Print each line exactly as it is given.

──────────

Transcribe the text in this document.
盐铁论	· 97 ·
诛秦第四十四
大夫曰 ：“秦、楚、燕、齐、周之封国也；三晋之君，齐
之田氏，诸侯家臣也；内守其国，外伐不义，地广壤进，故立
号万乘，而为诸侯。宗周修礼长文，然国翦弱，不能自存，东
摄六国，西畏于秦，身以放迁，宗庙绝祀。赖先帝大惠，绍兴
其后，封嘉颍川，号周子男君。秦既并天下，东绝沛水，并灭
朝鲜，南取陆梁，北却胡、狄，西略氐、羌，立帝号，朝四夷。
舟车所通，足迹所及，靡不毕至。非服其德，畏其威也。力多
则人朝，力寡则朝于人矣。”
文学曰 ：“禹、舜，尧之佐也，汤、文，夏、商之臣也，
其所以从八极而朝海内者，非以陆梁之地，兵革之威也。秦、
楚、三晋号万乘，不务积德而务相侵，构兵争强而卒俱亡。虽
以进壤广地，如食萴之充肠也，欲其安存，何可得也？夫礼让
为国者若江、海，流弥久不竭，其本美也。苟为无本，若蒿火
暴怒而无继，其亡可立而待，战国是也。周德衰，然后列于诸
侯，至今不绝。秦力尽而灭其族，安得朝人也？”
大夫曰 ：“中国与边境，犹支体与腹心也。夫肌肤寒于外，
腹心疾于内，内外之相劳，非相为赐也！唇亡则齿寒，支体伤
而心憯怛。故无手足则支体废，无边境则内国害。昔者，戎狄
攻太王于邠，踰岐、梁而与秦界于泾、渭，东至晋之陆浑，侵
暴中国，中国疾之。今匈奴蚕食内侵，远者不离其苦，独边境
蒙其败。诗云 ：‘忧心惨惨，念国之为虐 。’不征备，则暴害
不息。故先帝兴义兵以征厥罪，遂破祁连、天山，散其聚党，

──────────

## FINAL RESULT
Transcribe the text in this document.
盐铁论	· 97 ·
诛秦第四十四
大夫曰 ：“秦、楚、燕、齐、周之封国也；三晋之君，齐
之田氏，诸侯家臣也；内守其国，外伐不义，地广壤进，故立
号万乘，而为诸侯。宗周修礼长文，然国翦弱，不能自存，东
摄六国，西畏于秦，身以放迁，宗庙绝祀。赖先帝大惠，绍兴
其后，封嘉颍川，号周子男君。秦既并天下，东绝沛水，并灭
朝鲜，南取陆梁，北却胡、狄，西略氐、羌，立帝号，朝四夷。
舟车所通，足迹所及，靡不毕至。非服其德，畏其威也。力多
则人朝，力寡则朝于人矣。”
文学曰 ：“禹、舜，尧之佐也，汤、文，夏、商之臣也，
其所以从八极而朝海内者，非以陆梁之地，兵革之威也。秦、
楚、三晋号万乘，不务积德而务相侵，构兵争强而卒俱亡。虽
以进壤广地，如食萴之充肠也，欲其安存，何可得也？夫礼让
为国者若江、海，流弥久不竭，其本美也。苟为无本，若蒿火
暴怒而无继，其亡可立而待，战国是也。周德衰，然后列于诸
侯，至今不绝。秦力尽而灭其族，安得朝人也？”
大夫曰 ：“中国与边境，犹支体与腹心也。夫肌肤寒于外，
腹心疾于内，内外之相劳，非相为赐也！唇亡则齿寒，支体伤
而心憯怛。故无手足则支体废，无边境则内国害。昔者，戎狄
攻太王于邠，踰岐、梁而与秦界于泾、渭，东至晋之陆浑，侵
暴中国，中国疾之。今匈奴蚕食内侵，远者不离其苦，独边境
蒙其败。诗云 ：‘忧心惨惨，念国之为虐 。’不征备，则暴害
不息。故先帝兴义兵以征厥罪，遂破祁连、天山，散其聚党，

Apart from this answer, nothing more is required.